::: DATA TO PROCESS :::

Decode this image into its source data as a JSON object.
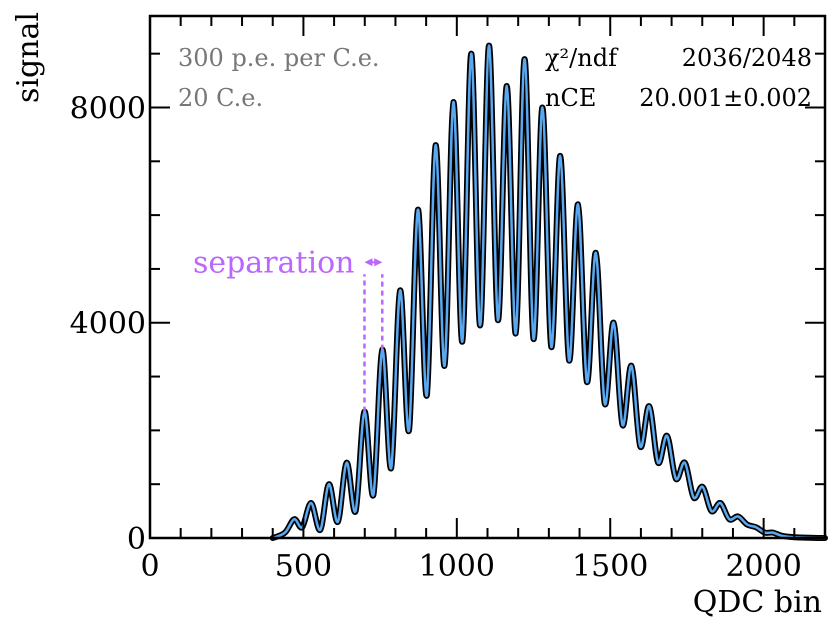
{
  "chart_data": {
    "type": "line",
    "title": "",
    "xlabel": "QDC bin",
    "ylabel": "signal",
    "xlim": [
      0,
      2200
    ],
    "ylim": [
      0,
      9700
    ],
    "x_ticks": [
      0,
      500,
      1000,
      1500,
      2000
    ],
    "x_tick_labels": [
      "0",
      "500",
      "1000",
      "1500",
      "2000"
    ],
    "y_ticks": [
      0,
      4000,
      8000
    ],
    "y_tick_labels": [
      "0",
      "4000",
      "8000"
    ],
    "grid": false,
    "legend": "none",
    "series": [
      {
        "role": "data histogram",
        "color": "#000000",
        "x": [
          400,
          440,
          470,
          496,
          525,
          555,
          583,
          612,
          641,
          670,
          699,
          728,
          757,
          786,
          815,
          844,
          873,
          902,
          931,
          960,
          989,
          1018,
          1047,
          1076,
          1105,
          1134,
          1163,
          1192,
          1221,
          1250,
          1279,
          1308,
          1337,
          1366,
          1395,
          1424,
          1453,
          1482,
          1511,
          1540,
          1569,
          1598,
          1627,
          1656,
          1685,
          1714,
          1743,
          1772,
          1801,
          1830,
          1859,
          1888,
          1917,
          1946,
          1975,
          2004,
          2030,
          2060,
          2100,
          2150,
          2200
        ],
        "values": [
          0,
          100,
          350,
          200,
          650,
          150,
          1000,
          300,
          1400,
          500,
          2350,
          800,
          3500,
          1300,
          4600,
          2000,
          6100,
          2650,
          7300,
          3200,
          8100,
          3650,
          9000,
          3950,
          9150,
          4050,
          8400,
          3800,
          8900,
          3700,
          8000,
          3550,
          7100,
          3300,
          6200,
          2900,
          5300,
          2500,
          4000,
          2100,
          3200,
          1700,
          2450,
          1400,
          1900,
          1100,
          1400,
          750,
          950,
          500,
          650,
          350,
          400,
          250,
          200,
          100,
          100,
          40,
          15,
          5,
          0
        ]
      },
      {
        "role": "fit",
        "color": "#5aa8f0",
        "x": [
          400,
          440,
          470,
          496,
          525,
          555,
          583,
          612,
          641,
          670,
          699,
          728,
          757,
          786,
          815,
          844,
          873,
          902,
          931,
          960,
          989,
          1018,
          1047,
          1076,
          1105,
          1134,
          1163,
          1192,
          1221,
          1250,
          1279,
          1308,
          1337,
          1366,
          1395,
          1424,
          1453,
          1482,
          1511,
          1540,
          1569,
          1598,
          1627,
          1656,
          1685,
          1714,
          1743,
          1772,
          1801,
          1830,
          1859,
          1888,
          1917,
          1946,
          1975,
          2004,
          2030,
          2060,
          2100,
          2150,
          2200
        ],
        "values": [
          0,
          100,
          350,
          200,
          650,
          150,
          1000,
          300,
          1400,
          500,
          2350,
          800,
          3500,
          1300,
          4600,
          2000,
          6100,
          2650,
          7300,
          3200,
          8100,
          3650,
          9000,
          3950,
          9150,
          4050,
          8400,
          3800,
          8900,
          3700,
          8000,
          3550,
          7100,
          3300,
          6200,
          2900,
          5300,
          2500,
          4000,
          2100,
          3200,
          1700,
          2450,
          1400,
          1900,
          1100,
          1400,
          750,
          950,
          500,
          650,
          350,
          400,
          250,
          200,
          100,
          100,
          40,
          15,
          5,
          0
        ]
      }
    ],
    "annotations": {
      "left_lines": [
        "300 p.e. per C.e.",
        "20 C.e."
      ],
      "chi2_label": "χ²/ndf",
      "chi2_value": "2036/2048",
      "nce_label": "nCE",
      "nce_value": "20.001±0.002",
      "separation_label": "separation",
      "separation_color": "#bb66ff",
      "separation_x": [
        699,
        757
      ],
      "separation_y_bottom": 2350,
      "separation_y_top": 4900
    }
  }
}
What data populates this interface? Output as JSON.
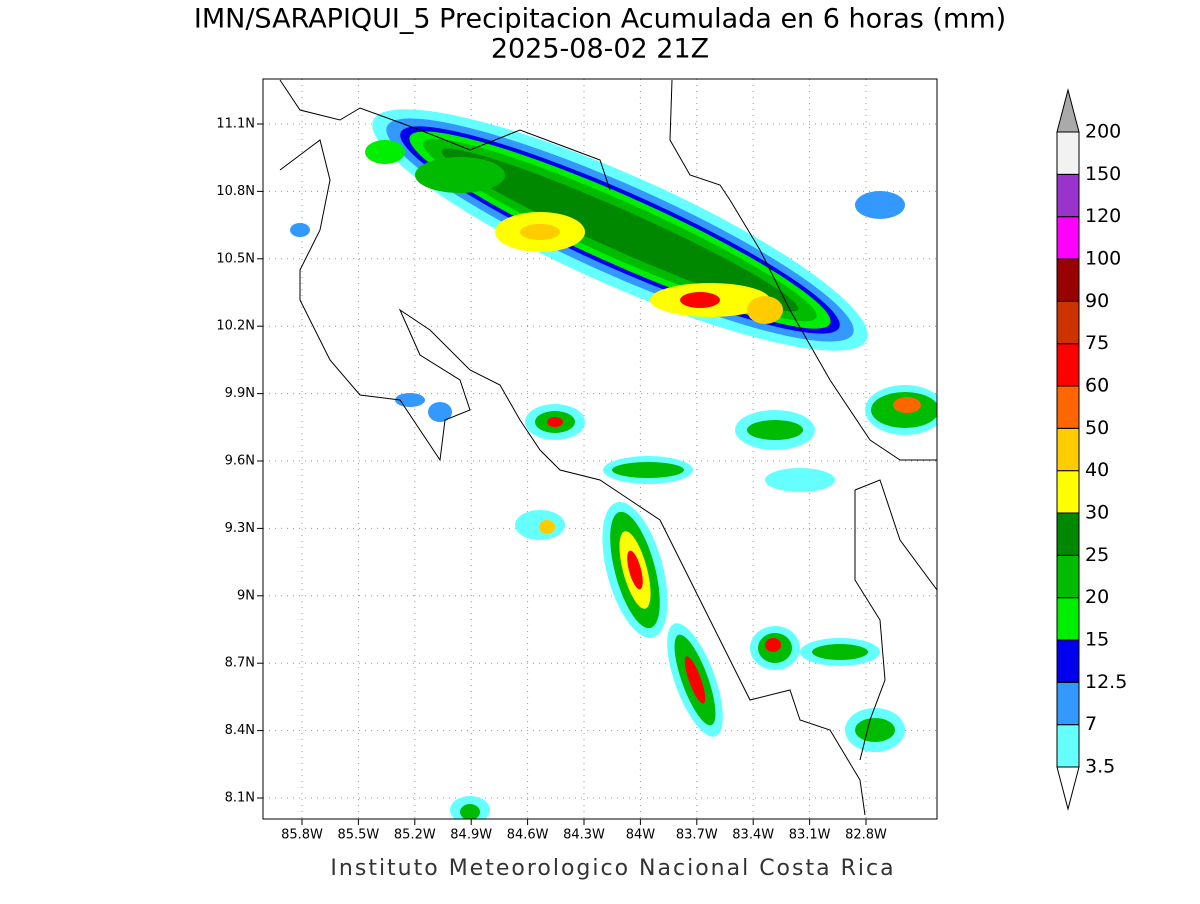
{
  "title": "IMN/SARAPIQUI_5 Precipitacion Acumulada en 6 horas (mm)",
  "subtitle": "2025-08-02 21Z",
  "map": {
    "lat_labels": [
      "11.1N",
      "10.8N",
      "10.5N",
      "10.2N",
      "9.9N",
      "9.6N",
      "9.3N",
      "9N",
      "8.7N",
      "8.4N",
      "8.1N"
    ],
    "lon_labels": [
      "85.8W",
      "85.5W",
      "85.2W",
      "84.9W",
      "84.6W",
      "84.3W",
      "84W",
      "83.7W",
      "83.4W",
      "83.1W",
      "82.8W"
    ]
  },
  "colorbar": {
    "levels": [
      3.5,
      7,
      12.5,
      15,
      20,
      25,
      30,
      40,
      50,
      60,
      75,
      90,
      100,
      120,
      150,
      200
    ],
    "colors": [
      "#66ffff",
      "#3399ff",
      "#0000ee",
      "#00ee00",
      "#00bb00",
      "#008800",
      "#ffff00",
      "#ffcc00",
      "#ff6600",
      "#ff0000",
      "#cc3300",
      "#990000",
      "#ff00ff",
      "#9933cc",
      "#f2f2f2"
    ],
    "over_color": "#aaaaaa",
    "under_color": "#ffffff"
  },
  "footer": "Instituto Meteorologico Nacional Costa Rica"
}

:::
::: DATA TO PROCESS :::

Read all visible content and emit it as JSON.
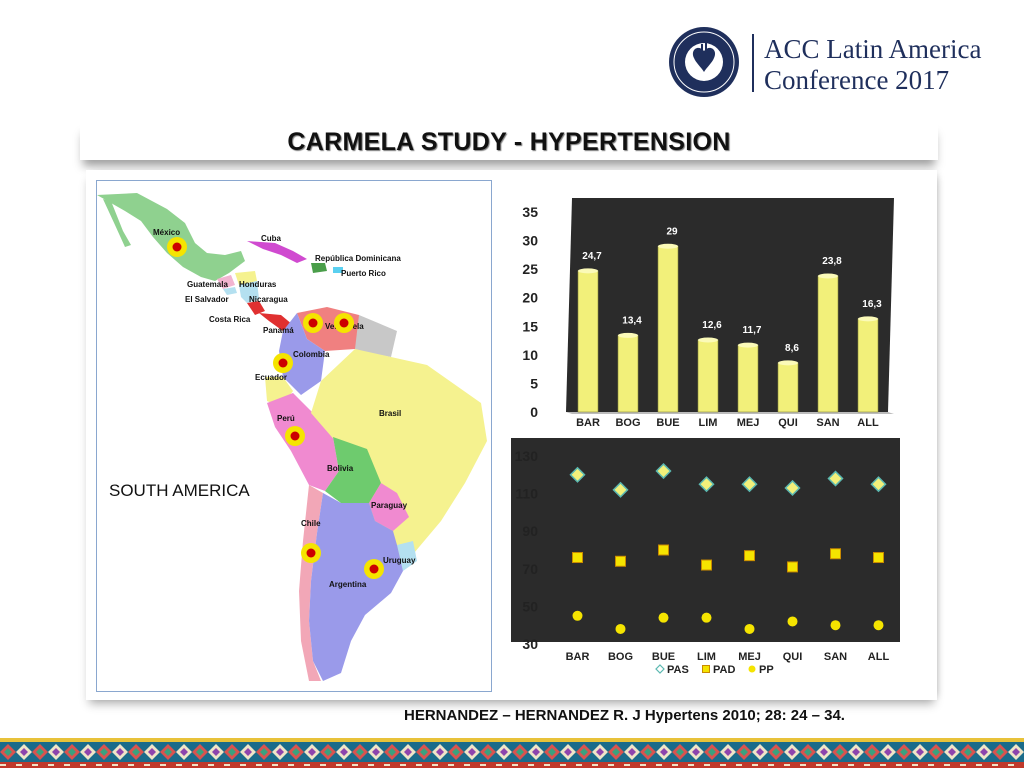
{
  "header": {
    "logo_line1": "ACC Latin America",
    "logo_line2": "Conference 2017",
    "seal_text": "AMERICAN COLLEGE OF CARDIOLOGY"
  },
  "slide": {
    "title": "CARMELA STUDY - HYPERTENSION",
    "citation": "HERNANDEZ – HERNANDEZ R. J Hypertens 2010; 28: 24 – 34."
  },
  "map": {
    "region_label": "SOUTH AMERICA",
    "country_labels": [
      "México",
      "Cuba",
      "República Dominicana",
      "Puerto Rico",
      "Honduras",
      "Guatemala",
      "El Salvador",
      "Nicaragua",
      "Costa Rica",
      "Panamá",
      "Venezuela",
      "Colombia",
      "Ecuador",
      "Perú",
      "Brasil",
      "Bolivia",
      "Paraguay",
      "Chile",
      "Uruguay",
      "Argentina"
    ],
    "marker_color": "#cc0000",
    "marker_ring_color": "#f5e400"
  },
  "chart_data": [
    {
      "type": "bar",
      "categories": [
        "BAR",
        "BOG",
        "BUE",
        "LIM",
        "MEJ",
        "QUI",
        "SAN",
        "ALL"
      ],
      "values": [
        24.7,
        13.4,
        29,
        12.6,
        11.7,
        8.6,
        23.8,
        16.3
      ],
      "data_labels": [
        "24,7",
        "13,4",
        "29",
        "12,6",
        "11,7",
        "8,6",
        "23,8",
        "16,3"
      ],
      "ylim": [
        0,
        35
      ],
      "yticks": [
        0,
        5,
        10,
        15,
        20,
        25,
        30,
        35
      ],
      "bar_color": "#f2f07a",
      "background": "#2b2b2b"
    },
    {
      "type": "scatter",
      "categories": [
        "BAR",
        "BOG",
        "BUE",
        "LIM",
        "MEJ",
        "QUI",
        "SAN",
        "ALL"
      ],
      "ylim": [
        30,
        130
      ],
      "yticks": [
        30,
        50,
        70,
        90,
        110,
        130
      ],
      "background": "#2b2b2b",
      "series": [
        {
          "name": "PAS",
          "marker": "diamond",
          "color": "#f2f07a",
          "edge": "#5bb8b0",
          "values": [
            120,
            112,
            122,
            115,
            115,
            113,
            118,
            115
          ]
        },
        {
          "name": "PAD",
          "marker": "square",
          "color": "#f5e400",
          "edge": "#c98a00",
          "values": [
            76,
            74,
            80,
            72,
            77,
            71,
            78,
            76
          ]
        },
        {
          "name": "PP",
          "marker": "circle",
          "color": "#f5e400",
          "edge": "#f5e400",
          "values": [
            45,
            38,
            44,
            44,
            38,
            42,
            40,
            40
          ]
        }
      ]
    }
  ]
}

:::

- [YOUR OBJECTIVE]
Using the listing above, show each line holding the string "this".

- [THE RESPONSE]
Decode this image into its source data as a JSON object.
What data populates this interface? Output as JSON.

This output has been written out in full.